**Written exercise**: Repeat word for word the line with "Type out the text in this image." and every line after it until the records below run out.

☆ ☆ ☆

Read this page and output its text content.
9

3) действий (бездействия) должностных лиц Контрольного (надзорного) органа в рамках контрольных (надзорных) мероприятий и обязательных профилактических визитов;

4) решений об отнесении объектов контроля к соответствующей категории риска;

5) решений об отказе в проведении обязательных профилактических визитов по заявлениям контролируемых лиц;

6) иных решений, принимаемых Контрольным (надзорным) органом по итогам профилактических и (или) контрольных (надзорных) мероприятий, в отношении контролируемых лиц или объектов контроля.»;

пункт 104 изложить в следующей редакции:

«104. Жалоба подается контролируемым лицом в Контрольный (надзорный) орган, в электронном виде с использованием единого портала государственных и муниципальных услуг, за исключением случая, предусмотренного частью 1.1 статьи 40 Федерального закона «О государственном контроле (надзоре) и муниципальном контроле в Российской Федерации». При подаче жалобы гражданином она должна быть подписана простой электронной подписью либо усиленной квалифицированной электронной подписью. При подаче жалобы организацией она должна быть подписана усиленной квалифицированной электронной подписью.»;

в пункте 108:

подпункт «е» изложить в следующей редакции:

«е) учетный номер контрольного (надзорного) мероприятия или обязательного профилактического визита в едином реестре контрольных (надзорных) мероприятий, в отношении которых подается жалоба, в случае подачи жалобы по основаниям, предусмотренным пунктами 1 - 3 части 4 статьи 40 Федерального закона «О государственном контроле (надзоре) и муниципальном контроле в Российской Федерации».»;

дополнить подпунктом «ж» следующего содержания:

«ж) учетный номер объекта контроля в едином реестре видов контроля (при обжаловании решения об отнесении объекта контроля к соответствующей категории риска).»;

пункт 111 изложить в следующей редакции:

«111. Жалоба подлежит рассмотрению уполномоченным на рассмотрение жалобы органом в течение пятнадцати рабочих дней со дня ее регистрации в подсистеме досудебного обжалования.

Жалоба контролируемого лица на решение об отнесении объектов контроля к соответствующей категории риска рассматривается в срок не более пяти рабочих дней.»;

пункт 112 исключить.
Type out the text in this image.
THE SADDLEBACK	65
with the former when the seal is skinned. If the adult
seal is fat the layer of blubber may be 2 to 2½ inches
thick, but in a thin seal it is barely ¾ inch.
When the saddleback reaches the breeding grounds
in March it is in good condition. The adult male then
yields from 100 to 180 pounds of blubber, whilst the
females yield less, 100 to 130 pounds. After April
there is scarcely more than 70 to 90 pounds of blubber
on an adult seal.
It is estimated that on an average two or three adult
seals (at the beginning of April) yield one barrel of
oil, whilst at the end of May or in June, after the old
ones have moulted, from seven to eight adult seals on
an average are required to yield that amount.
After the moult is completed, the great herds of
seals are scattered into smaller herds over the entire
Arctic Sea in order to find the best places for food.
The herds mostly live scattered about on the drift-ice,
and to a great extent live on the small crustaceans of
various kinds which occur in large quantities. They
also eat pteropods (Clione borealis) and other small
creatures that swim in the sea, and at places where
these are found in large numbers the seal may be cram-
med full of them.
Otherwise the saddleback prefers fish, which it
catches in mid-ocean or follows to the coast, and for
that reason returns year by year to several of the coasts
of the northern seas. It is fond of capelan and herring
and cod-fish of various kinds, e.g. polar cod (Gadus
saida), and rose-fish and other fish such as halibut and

☆ ☆ ☆

**Task output**:
Type out the text in this image.
THE SADDLEBACK	65
with the former when the seal is skinned. If the adult
seal is fat the layer of blubber may be 2 to 2½ inches
thick, but in a thin seal it is barely ¾ inch.
When the saddleback reaches the breeding grounds
in March it is in good condition. The adult male then
yields from 100 to 180 pounds of blubber, whilst the
females yield less, 100 to 130 pounds. After April
there is scarcely more than 70 to 90 pounds of blubber
on an adult seal.
It is estimated that on an average two or three adult
seals (at the beginning of April) yield one barrel of
oil, whilst at the end of May or in June, after the old
ones have moulted, from seven to eight adult seals on
an average are required to yield that amount.
After the moult is completed, the great herds of
seals are scattered into smaller herds over the entire
Arctic Sea in order to find the best places for food.
The herds mostly live scattered about on the drift-ice,
and to a great extent live on the small crustaceans of
various kinds which occur in large quantities. They
also eat pteropods (Clione borealis) and other small
creatures that swim in the sea, and at places where
these are found in large numbers the seal may be cram-
med full of them.
Otherwise the saddleback prefers fish, which it
catches in mid-ocean or follows to the coast, and for
that reason returns year by year to several of the coasts
of the northern seas. It is fond of capelan and herring
and cod-fish of various kinds, e.g. polar cod (Gadus
saida), and rose-fish and other fish such as halibut and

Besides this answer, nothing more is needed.